Task: Copy each line exactly. Leave nothing out.

Data section:
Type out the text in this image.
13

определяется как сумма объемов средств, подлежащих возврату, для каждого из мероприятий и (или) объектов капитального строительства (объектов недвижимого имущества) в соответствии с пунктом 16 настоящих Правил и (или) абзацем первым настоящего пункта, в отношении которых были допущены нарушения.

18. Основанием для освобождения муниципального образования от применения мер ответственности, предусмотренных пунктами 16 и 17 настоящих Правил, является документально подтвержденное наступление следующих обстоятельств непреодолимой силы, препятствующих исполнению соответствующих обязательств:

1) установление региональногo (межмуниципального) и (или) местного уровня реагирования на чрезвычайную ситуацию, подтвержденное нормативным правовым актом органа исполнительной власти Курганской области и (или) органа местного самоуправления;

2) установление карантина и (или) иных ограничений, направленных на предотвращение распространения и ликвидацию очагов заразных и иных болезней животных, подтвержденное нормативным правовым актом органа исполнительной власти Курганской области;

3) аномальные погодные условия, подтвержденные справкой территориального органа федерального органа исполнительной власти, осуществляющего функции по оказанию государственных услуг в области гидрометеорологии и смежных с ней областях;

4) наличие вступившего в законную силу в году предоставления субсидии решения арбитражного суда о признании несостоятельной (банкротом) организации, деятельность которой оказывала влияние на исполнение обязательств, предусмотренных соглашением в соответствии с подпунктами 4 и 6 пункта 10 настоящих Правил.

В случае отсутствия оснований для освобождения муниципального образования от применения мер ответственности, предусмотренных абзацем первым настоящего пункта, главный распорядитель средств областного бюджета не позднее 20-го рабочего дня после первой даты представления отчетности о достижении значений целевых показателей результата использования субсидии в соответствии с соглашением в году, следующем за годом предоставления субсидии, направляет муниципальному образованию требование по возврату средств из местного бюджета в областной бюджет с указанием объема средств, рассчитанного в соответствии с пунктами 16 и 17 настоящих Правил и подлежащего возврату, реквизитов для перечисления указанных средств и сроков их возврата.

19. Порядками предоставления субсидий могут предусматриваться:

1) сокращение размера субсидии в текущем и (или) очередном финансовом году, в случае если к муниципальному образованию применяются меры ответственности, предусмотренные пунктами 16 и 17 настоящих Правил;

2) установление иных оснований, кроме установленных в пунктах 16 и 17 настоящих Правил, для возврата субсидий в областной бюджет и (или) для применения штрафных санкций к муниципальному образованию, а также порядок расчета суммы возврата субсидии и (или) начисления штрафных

Correct result:
Type out the text in this image.
13

определяется как сумма объемов средств, подлежащих возврату, для каждого из мероприятий и (или) объектов капитального строительства (объектов недвижимого имущества) в соответствии с пунктом 16 настоящих Правил и (или) абзацем первым настоящего пункта, в отношении которых были допущены нарушения.

18. Основанием для освобождения муниципального образования от применения мер ответственности, предусмотренных пунктами 16 и 17 настоящих Правил, является документально подтвержденное наступление следующих обстоятельств непреодолимой силы, препятствующих исполнению соответствующих обязательств:

1) установление региональногo (межмуниципального) и (или) местного уровня реагирования на чрезвычайную ситуацию, подтвержденное нормативным правовым актом органа исполнительной власти Курганской области и (или) органа местного самоуправления;

2) установление карантина и (или) иных ограничений, направленных на предотвращение распространения и ликвидацию очагов заразных и иных болезней животных, подтвержденное нормативным правовым актом органа исполнительной власти Курганской области;

3) аномальные погодные условия, подтвержденные справкой территориального органа федерального органа исполнительной власти, осуществляющего функции по оказанию государственных услуг в области гидрометеорологии и смежных с ней областях;

4) наличие вступившего в законную силу в году предоставления субсидии решения арбитражного суда о признании несостоятельной (банкротом) организации, деятельность которой оказывала влияние на исполнение обязательств, предусмотренных соглашением в соответствии с подпунктами 4 и 6 пункта 10 настоящих Правил.

В случае отсутствия оснований для освобождения муниципального образования от применения мер ответственности, предусмотренных абзацем первым настоящего пункта, главный распорядитель средств областного бюджета не позднее 20-го рабочего дня после первой даты представления отчетности о достижении значений целевых показателей результата использования субсидии в соответствии с соглашением в году, следующем за годом предоставления субсидии, направляет муниципальному образованию требование по возврату средств из местного бюджета в областной бюджет с указанием объема средств, рассчитанного в соответствии с пунктами 16 и 17 настоящих Правил и подлежащего возврату, реквизитов для перечисления указанных средств и сроков их возврата.

19. Порядками предоставления субсидий могут предусматриваться:

1) сокращение размера субсидии в текущем и (или) очередном финансовом году, в случае если к муниципальному образованию применяются меры ответственности, предусмотренные пунктами 16 и 17 настоящих Правил;

2) установление иных оснований, кроме установленных в пунктах 16 и 17 настоящих Правил, для возврата субсидий в областной бюджет и (или) для применения штрафных санкций к муниципальному образованию, а также порядок расчета суммы возврата субсидии и (или) начисления штрафных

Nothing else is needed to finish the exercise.